YOUR OBJECTIVE
Copy the lines that follow, keeping every character the same.

## begin PROVIDED MATERIAL

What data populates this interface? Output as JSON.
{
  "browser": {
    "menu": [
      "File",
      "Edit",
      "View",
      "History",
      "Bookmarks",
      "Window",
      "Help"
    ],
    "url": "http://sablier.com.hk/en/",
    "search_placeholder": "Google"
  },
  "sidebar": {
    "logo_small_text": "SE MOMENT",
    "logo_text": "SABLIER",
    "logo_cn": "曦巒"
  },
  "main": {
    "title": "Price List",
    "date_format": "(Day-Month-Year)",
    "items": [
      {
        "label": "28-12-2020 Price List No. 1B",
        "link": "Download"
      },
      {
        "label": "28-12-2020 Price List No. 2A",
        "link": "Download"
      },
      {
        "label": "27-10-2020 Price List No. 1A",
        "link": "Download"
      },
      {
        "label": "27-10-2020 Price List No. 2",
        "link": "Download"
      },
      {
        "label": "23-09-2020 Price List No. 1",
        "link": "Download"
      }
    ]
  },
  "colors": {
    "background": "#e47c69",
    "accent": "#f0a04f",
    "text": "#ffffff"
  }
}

## end PROVIDED MATERIAL

FULL ANSWER
What data populates this interface? Output as JSON.
{
  "browser": {
    "menu": [
      "File",
      "Edit",
      "View",
      "History",
      "Bookmarks",
      "Window",
      "Help"
    ],
    "url": "http://sablier.com.hk/en/",
    "search_placeholder": "Google"
  },
  "sidebar": {
    "logo_small_text": "SE MOMENT",
    "logo_text": "SABLIER",
    "logo_cn": "曦巒"
  },
  "main": {
    "title": "Price List",
    "date_format": "(Day-Month-Year)",
    "items": [
      {
        "label": "28-12-2020 Price List No. 1B",
        "link": "Download"
      },
      {
        "label": "28-12-2020 Price List No. 2A",
        "link": "Download"
      },
      {
        "label": "27-10-2020 Price List No. 1A",
        "link": "Download"
      },
      {
        "label": "27-10-2020 Price List No. 2",
        "link": "Download"
      },
      {
        "label": "23-09-2020 Price List No. 1",
        "link": "Download"
      }
    ]
  },
  "colors": {
    "background": "#e47c69",
    "accent": "#f0a04f",
    "text": "#ffffff"
  }
}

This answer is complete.